-- Start of Records for processing --

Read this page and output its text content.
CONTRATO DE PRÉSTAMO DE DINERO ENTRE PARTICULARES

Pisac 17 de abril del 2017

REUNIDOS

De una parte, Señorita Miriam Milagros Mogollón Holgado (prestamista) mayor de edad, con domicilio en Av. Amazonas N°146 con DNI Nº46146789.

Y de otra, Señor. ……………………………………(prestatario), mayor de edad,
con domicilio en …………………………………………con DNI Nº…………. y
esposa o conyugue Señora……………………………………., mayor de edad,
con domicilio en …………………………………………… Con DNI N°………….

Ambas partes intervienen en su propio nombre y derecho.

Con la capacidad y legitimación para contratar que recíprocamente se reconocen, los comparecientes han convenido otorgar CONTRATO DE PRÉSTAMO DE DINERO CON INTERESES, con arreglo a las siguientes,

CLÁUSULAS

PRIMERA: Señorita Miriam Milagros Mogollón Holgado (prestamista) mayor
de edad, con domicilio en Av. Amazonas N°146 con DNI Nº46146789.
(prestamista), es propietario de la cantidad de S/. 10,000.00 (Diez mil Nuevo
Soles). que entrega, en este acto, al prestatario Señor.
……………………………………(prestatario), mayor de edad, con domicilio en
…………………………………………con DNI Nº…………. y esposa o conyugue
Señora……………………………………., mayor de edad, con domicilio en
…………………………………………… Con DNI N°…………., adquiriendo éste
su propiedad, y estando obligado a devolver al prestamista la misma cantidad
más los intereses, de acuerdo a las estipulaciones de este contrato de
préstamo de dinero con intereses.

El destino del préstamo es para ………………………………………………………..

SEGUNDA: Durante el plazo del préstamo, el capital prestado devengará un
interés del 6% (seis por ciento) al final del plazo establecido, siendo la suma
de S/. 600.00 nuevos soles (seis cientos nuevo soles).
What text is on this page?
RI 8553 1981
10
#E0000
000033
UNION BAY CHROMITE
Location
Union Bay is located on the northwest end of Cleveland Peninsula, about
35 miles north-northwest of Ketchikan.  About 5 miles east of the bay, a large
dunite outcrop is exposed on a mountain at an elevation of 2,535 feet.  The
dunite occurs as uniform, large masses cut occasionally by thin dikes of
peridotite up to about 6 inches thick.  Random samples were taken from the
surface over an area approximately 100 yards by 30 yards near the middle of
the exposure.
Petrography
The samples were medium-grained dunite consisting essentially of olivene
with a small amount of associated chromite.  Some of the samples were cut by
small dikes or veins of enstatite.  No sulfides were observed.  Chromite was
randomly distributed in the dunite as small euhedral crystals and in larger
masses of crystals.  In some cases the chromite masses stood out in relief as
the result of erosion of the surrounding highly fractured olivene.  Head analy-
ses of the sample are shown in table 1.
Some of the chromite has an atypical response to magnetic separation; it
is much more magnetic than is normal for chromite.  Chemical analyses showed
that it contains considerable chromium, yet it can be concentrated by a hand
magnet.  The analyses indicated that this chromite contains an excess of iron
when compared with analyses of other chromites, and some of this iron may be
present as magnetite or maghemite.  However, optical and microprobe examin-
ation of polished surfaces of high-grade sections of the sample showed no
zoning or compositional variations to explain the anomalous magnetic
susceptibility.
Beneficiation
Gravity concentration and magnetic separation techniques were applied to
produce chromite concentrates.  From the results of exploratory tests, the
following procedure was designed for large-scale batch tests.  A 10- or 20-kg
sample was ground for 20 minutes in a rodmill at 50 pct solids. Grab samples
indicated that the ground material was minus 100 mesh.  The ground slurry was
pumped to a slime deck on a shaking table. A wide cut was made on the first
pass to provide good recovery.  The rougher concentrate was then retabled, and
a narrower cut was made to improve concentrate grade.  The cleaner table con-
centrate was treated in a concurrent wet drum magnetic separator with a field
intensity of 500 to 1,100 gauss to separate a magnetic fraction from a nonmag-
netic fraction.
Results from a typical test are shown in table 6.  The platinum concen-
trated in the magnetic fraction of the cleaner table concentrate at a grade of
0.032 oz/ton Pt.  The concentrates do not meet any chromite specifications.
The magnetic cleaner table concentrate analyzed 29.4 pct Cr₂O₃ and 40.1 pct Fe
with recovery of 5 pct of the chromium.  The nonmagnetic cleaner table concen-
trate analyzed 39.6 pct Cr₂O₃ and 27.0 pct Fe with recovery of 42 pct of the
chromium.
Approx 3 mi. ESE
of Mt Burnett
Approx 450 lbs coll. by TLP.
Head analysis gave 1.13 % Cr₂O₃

-- End of Records for processing --

**Stated goal:** Please quote the records above exactly, without skipping a line.

**Response:**
Read this page and output its text content.
CONTRATO DE PRÉSTAMO DE DINERO ENTRE PARTICULARES

Pisac 17 de abril del 2017

REUNIDOS

De una parte, Señorita Miriam Milagros Mogollón Holgado (prestamista) mayor de edad, con domicilio en Av. Amazonas N°146 con DNI Nº46146789.

Y de otra, Señor. ……………………………………(prestatario), mayor de edad,
con domicilio en …………………………………………con DNI Nº…………. y
esposa o conyugue Señora……………………………………., mayor de edad,
con domicilio en …………………………………………… Con DNI N°………….

Ambas partes intervienen en su propio nombre y derecho.

Con la capacidad y legitimación para contratar que recíprocamente se reconocen, los comparecientes han convenido otorgar CONTRATO DE PRÉSTAMO DE DINERO CON INTERESES, con arreglo a las siguientes,

CLÁUSULAS

PRIMERA: Señorita Miriam Milagros Mogollón Holgado (prestamista) mayor
de edad, con domicilio en Av. Amazonas N°146 con DNI Nº46146789.
(prestamista), es propietario de la cantidad de S/. 10,000.00 (Diez mil Nuevo
Soles). que entrega, en este acto, al prestatario Señor.
……………………………………(prestatario), mayor de edad, con domicilio en
…………………………………………con DNI Nº…………. y esposa o conyugue
Señora……………………………………., mayor de edad, con domicilio en
…………………………………………… Con DNI N°…………., adquiriendo éste
su propiedad, y estando obligado a devolver al prestamista la misma cantidad
más los intereses, de acuerdo a las estipulaciones de este contrato de
préstamo de dinero con intereses.

El destino del préstamo es para ………………………………………………………..

SEGUNDA: Durante el plazo del préstamo, el capital prestado devengará un
interés del 6% (seis por ciento) al final del plazo establecido, siendo la suma
de S/. 600.00 nuevos soles (seis cientos nuevo soles).
What text is on this page?
RI 8553 1981
10
#E0000
000033
UNION BAY CHROMITE
Location
Union Bay is located on the northwest end of Cleveland Peninsula, about
35 miles north-northwest of Ketchikan.  About 5 miles east of the bay, a large
dunite outcrop is exposed on a mountain at an elevation of 2,535 feet.  The
dunite occurs as uniform, large masses cut occasionally by thin dikes of
peridotite up to about 6 inches thick.  Random samples were taken from the
surface over an area approximately 100 yards by 30 yards near the middle of
the exposure.
Petrography
The samples were medium-grained dunite consisting essentially of olivene
with a small amount of associated chromite.  Some of the samples were cut by
small dikes or veins of enstatite.  No sulfides were observed.  Chromite was
randomly distributed in the dunite as small euhedral crystals and in larger
masses of crystals.  In some cases the chromite masses stood out in relief as
the result of erosion of the surrounding highly fractured olivene.  Head analy-
ses of the sample are shown in table 1.
Some of the chromite has an atypical response to magnetic separation; it
is much more magnetic than is normal for chromite.  Chemical analyses showed
that it contains considerable chromium, yet it can be concentrated by a hand
magnet.  The analyses indicated that this chromite contains an excess of iron
when compared with analyses of other chromites, and some of this iron may be
present as magnetite or maghemite.  However, optical and microprobe examin-
ation of polished surfaces of high-grade sections of the sample showed no
zoning or compositional variations to explain the anomalous magnetic
susceptibility.
Beneficiation
Gravity concentration and magnetic separation techniques were applied to
produce chromite concentrates.  From the results of exploratory tests, the
following procedure was designed for large-scale batch tests.  A 10- or 20-kg
sample was ground for 20 minutes in a rodmill at 50 pct solids. Grab samples
indicated that the ground material was minus 100 mesh.  The ground slurry was
pumped to a slime deck on a shaking table. A wide cut was made on the first
pass to provide good recovery.  The rougher concentrate was then retabled, and
a narrower cut was made to improve concentrate grade.  The cleaner table con-
centrate was treated in a concurrent wet drum magnetic separator with a field
intensity of 500 to 1,100 gauss to separate a magnetic fraction from a nonmag-
netic fraction.
Results from a typical test are shown in table 6.  The platinum concen-
trated in the magnetic fraction of the cleaner table concentrate at a grade of
0.032 oz/ton Pt.  The concentrates do not meet any chromite specifications.
The magnetic cleaner table concentrate analyzed 29.4 pct Cr₂O₃ and 40.1 pct Fe
with recovery of 5 pct of the chromium.  The nonmagnetic cleaner table concen-
trate analyzed 39.6 pct Cr₂O₃ and 27.0 pct Fe with recovery of 42 pct of the
chromium.
Approx 3 mi. ESE
of Mt Burnett
Approx 450 lbs coll. by TLP.
Head analysis gave 1.13 % Cr₂O₃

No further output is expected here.